# Task statement:
Repeat all of the data precisely.

==== Dataset records ====

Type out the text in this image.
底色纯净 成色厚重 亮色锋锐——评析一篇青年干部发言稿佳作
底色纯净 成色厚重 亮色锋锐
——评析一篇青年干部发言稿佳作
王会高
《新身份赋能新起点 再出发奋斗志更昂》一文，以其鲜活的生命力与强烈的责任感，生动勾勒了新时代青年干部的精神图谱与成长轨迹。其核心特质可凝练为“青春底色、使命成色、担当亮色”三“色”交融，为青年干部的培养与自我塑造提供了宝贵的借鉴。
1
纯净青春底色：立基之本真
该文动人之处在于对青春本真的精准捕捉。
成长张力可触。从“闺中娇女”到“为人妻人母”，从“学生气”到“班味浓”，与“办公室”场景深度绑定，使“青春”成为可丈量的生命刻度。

====

# Task answer:
Type out the text in this image.
底色纯净 成色厚重 亮色锋锐——评析一篇青年干部发言稿佳作
底色纯净 成色厚重 亮色锋锐
——评析一篇青年干部发言稿佳作
王会高
《新身份赋能新起点 再出发奋斗志更昂》一文，以其鲜活的生命力与强烈的责任感，生动勾勒了新时代青年干部的精神图谱与成长轨迹。其核心特质可凝练为“青春底色、使命成色、担当亮色”三“色”交融，为青年干部的培养与自我塑造提供了宝贵的借鉴。
1
纯净青春底色：立基之本真
该文动人之处在于对青春本真的精准捕捉。
成长张力可触。从“闺中娇女”到“为人妻人母”，从“学生气”到“班味浓”，与“办公室”场景深度绑定，使“青春”成为可丈量的生命刻度。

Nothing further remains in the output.